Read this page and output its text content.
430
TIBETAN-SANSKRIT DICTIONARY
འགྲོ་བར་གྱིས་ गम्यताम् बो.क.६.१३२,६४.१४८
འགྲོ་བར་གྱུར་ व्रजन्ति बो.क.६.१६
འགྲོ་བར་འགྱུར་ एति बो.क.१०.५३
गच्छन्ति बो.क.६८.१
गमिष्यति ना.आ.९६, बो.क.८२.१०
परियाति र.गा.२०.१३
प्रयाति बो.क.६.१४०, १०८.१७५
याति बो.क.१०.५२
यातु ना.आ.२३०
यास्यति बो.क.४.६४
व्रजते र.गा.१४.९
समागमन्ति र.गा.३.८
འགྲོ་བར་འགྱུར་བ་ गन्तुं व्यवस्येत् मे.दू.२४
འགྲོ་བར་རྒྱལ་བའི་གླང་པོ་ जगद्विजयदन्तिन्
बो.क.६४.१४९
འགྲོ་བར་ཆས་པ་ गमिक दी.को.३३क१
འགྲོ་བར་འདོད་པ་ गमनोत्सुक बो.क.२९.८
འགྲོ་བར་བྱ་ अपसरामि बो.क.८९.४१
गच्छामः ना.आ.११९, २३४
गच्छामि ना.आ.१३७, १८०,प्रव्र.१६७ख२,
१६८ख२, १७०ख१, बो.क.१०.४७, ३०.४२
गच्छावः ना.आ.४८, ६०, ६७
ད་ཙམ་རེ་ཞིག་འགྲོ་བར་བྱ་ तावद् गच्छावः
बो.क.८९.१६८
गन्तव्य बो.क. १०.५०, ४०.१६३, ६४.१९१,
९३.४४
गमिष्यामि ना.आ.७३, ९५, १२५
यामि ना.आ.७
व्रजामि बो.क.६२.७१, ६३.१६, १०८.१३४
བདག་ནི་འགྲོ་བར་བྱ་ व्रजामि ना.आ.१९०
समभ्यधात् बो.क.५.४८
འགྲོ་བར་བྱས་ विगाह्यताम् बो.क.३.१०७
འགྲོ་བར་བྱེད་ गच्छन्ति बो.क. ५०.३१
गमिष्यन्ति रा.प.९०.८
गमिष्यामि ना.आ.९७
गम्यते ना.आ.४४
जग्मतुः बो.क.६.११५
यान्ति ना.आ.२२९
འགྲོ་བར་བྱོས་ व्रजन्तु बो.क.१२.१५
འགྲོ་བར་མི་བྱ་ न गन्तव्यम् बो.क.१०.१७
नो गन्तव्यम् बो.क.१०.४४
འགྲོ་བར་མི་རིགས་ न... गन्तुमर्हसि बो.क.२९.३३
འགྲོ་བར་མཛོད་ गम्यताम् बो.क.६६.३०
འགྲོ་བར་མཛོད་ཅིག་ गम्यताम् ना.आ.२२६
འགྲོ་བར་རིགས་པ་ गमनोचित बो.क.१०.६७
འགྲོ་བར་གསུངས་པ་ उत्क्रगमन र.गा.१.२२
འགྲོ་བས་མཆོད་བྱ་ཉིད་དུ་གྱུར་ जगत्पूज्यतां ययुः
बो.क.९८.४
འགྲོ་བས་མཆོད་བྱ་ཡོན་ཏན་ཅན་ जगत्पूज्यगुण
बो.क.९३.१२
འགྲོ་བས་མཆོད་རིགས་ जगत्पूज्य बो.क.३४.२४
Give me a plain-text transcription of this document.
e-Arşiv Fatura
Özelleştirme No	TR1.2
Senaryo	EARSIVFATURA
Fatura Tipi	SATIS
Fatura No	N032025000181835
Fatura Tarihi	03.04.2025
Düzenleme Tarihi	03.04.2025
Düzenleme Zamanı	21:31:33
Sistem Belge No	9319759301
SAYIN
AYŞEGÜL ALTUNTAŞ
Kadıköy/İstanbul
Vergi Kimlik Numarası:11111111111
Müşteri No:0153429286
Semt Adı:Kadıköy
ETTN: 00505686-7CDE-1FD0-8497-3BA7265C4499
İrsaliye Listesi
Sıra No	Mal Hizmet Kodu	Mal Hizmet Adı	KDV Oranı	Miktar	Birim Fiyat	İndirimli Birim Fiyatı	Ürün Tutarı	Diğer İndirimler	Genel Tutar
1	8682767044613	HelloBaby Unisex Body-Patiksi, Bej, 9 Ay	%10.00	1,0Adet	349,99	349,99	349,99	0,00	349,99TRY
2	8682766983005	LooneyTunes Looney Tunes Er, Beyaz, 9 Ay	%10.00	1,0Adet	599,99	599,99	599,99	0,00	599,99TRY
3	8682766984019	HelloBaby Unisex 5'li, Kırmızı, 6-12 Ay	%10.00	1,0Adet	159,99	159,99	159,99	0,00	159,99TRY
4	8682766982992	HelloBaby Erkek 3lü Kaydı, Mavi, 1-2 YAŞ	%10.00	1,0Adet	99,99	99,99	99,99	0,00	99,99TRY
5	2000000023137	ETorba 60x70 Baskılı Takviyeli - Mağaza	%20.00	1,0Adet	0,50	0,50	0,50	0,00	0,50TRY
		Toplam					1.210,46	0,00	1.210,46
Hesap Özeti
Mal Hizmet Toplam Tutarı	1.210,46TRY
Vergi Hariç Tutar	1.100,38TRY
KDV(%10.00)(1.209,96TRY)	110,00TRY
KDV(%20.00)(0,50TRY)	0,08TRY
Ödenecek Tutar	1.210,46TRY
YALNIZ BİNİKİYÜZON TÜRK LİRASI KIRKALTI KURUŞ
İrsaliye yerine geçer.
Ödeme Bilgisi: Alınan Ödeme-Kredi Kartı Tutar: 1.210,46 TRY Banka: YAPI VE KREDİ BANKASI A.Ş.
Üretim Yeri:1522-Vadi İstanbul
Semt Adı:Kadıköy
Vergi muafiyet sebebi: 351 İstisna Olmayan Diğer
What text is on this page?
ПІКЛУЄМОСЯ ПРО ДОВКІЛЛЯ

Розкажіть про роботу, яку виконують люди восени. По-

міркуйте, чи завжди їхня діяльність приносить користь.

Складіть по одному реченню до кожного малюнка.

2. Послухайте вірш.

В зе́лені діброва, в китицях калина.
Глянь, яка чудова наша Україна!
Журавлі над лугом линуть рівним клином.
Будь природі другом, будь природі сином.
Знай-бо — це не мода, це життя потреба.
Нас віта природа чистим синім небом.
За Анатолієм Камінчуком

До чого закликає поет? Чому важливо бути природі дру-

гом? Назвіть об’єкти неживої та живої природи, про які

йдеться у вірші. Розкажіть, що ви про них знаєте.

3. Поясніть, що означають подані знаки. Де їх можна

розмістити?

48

■ ■ ■ ■ ■ ■ ■

Look through the entries and find each line that has the string "page". Copy those lines.

● FULL ANSWER
Read this page and output its text content.
What text is on this page?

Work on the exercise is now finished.